> Given problem: Note each line that includes the word "yerr". Copy those lines.

***** The records *****

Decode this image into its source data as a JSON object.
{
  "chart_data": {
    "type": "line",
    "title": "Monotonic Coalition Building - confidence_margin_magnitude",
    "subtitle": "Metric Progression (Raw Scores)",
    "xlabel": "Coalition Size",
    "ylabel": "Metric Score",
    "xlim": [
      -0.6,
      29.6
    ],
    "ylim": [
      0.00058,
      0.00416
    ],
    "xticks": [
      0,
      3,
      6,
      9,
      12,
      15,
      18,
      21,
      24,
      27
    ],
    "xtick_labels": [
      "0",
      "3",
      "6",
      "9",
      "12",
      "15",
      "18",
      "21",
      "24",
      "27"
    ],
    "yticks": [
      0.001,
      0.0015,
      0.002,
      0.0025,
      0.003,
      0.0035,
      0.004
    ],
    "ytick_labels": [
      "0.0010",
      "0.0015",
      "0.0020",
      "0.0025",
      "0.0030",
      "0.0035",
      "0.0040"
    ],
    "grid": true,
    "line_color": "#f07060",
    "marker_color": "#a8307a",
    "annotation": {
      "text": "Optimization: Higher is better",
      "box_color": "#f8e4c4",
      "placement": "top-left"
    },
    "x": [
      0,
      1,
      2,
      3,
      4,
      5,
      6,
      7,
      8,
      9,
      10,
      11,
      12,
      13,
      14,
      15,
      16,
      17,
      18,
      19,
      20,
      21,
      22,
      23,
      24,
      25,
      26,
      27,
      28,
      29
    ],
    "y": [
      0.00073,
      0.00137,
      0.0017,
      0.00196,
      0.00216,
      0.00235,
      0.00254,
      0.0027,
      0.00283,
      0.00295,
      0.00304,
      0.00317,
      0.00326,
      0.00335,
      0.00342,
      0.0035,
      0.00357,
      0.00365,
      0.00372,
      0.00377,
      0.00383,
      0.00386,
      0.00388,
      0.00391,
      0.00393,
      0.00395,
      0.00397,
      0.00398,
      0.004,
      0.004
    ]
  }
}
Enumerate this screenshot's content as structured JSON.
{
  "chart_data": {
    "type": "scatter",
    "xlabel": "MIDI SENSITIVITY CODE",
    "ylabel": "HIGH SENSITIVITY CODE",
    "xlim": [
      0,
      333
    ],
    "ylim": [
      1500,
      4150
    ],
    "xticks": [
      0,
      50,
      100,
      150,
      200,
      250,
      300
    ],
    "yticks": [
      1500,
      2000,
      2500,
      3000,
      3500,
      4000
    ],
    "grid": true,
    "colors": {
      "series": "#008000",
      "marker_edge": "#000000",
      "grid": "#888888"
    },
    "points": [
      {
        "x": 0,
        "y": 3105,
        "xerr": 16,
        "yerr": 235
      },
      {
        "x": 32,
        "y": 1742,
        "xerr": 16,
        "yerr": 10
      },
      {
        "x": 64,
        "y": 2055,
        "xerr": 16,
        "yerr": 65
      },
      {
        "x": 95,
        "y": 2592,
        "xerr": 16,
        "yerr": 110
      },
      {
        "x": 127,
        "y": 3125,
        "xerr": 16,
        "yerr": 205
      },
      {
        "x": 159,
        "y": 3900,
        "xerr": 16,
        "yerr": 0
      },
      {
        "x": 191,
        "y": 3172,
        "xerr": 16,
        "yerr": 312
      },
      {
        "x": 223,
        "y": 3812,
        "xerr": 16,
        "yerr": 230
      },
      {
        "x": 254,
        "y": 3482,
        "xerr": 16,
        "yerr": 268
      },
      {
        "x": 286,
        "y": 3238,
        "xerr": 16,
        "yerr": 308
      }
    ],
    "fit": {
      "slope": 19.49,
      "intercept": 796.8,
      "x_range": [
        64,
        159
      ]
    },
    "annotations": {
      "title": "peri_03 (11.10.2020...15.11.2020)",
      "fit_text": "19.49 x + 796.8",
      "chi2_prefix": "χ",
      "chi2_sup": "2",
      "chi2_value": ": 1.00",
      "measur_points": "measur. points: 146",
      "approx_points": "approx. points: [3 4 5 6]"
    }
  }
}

*****

> Answer to the exercise:
        "yerr": 235
        "yerr": 10
        "yerr": 65
        "yerr": 110
        "yerr": 205
        "yerr": 0
        "yerr": 312
        "yerr": 230
        "yerr": 268
        "yerr": 308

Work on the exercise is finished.